■ What you will do: Find and return each line containing "مرکز".

■ Task material:
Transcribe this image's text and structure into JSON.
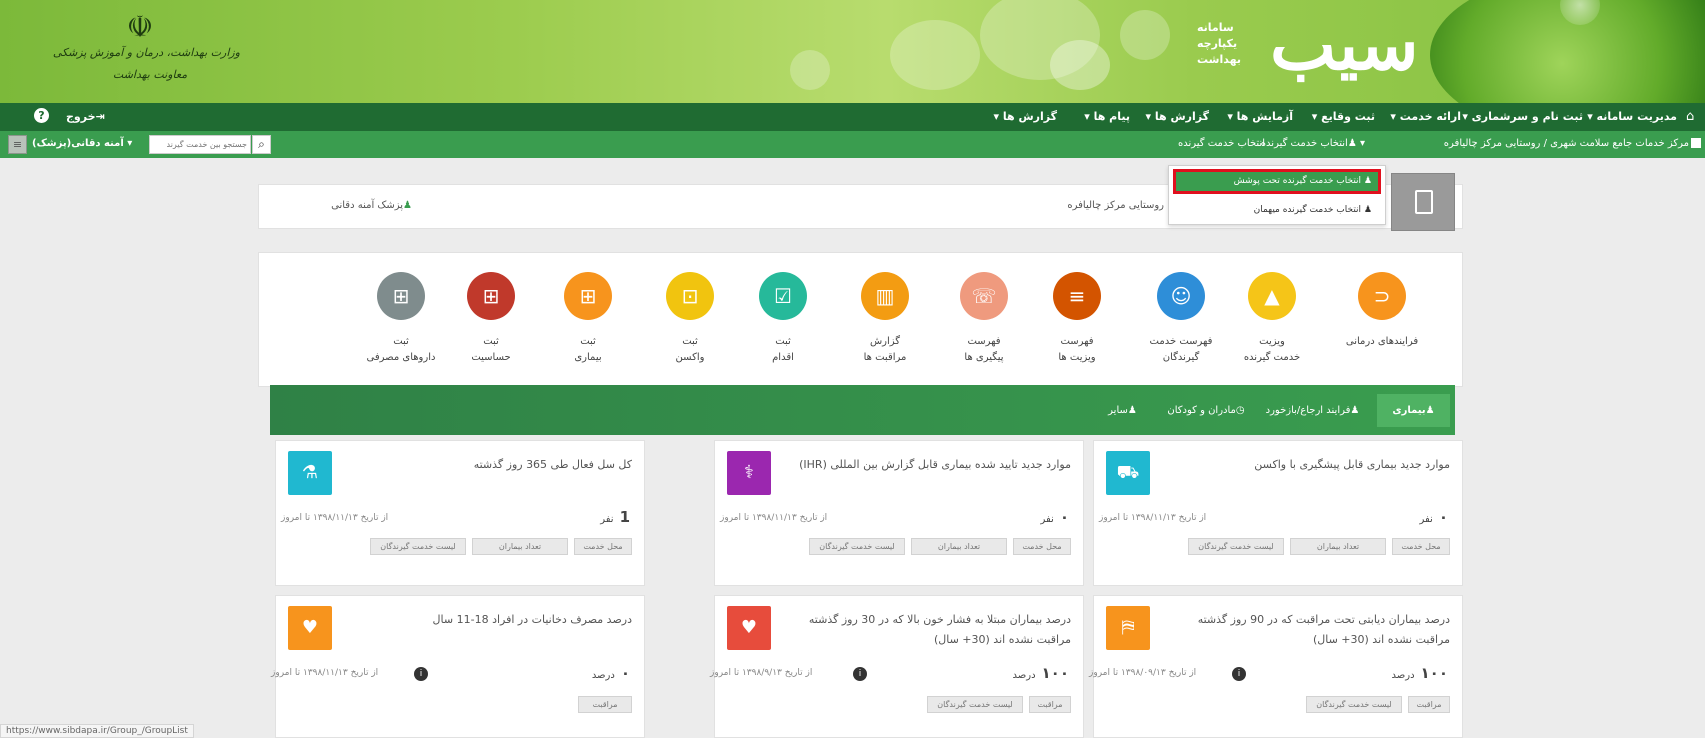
{
  "banner": {
    "brand_name": "سیب",
    "tagline": [
      "سامانه",
      "یکپارچه",
      "بهداشت"
    ],
    "ministry_lines": [
      "وزارت بهداشت، درمان و آموزش پزشکی",
      "معاونت بهداشت"
    ]
  },
  "menu": {
    "items": [
      "مدیریت سامانه ▾",
      "ثبت نام و سرشماری ▾",
      "ارائه خدمت ▾",
      "ثبت وقایع ▾",
      "آزمایش ها ▾",
      "گزارش ها ▾",
      "پیام ها ▾",
      "گزارش ها ▾"
    ],
    "logout": "خروج"
  },
  "subbar": {
    "center_path": "مرکز خدمات جامع سلامت شهری / روستایی مرکز چالیافره",
    "select_receiver": "انتخاب خدمت گیرنده",
    "search_placeholder": "جستجو بین خدمت گیرند",
    "user": "آمنه دقانی(پزشک)"
  },
  "dropdown": {
    "items": [
      "انتخاب خدمت گیرنده تحت پوشش",
      "انتخاب خدمت گیرنده میهمان"
    ]
  },
  "info": {
    "center": "روستایی مرکز چالیافره",
    "doctor": "پزشک آمنه دقانی"
  },
  "quick_actions": [
    {
      "label": [
        "فرایندهای درمانی",
        ""
      ],
      "color": "#f7941d"
    },
    {
      "label": [
        "ویزیت",
        "خدمت گیرنده"
      ],
      "color": "#f5c518"
    },
    {
      "label": [
        "فهرست خدمت",
        "گیرندگان"
      ],
      "color": "#2e8ed8"
    },
    {
      "label": [
        "فهرست",
        "ویزیت ها"
      ],
      "color": "#d35400"
    },
    {
      "label": [
        "فهرست",
        "پیگیری ها"
      ],
      "color": "#ef9a7e"
    },
    {
      "label": [
        "گزارش",
        "مراقبت ها"
      ],
      "color": "#f39c12"
    },
    {
      "label": [
        "ثبت",
        "اقدام"
      ],
      "color": "#26b99a"
    },
    {
      "label": [
        "ثبت",
        "واکسن"
      ],
      "color": "#f1c40f"
    },
    {
      "label": [
        "ثبت",
        "بیماری"
      ],
      "color": "#f7941d"
    },
    {
      "label": [
        "ثبت",
        "حساسیت"
      ],
      "color": "#c0392b"
    },
    {
      "label": [
        "ثبت",
        "داروهای مصرفی"
      ],
      "color": "#7f8c8d"
    }
  ],
  "tabs": [
    "بیماری",
    "فرایند ارجاع/بازخورد",
    "مادران و کودکان",
    "سایر"
  ],
  "tiles": [
    {
      "title": "موارد جدید بیماری قابل پیشگیری با واکسن",
      "count": "۰",
      "unit": "نفر",
      "date": "از تاریخ ۱۳۹۸/۱۱/۱۳ تا امروز",
      "buttons": [
        "محل خدمت",
        "تعداد بیماران",
        "لیست خدمت گیرندگان"
      ],
      "color": "#20b8d0"
    },
    {
      "title": "موارد جدید تایید شده بیماری قابل گزارش بین المللی (IHR)",
      "count": "۰",
      "unit": "نفر",
      "date": "از تاریخ ۱۳۹۸/۱۱/۱۳ تا امروز",
      "buttons": [
        "محل خدمت",
        "تعداد بیماران",
        "لیست خدمت گیرندگان"
      ],
      "color": "#9b27af"
    },
    {
      "title": "کل سل فعال طی 365 روز گذشته",
      "count": "1",
      "unit": "نفر",
      "date": "از تاریخ ۱۳۹۸/۱۱/۱۳ تا امروز",
      "buttons": [
        "محل خدمت",
        "تعداد بیماران",
        "لیست خدمت گیرندگان"
      ],
      "color": "#20b8d0"
    },
    {
      "title": "درصد بیماران دیابتی تحت مراقبت که در 90 روز گذشته مراقبت نشده اند (30+ سال)",
      "count": "۱۰۰",
      "unit": "درصد",
      "date": "از تاریخ ۱۳۹۸/۰۹/۱۳ تا امروز",
      "buttons": [
        "مراقبت",
        "لیست خدمت گیرندگان"
      ],
      "color": "#f7941d"
    },
    {
      "title": "درصد بیماران مبتلا به فشار خون بالا که در 30 روز گذشته مراقبت نشده اند (30+ سال)",
      "count": "۱۰۰",
      "unit": "درصد",
      "date": "از تاریخ ۱۳۹۸/۹/۱۳ تا امروز",
      "buttons": [
        "مراقبت",
        "لیست خدمت گیرندگان"
      ],
      "color": "#e74c3c"
    },
    {
      "title": "درصد مصرف دخانیات در افراد 18-11 سال",
      "count": "۰",
      "unit": "درصد",
      "date": "از تاریخ ۱۳۹۸/۱۱/۱۳ تا امروز",
      "buttons": [
        "مراقبت"
      ],
      "color": "#f7941d"
    }
  ],
  "status_url": "https://www.sibdapa.ir/Group_/GroupList"
}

■ Final result:
    "center_path": "مرکز خدمات جامع سلامت شهری / روستایی مرکز چالیافره",
    "center": "روستایی مرکز چالیافره",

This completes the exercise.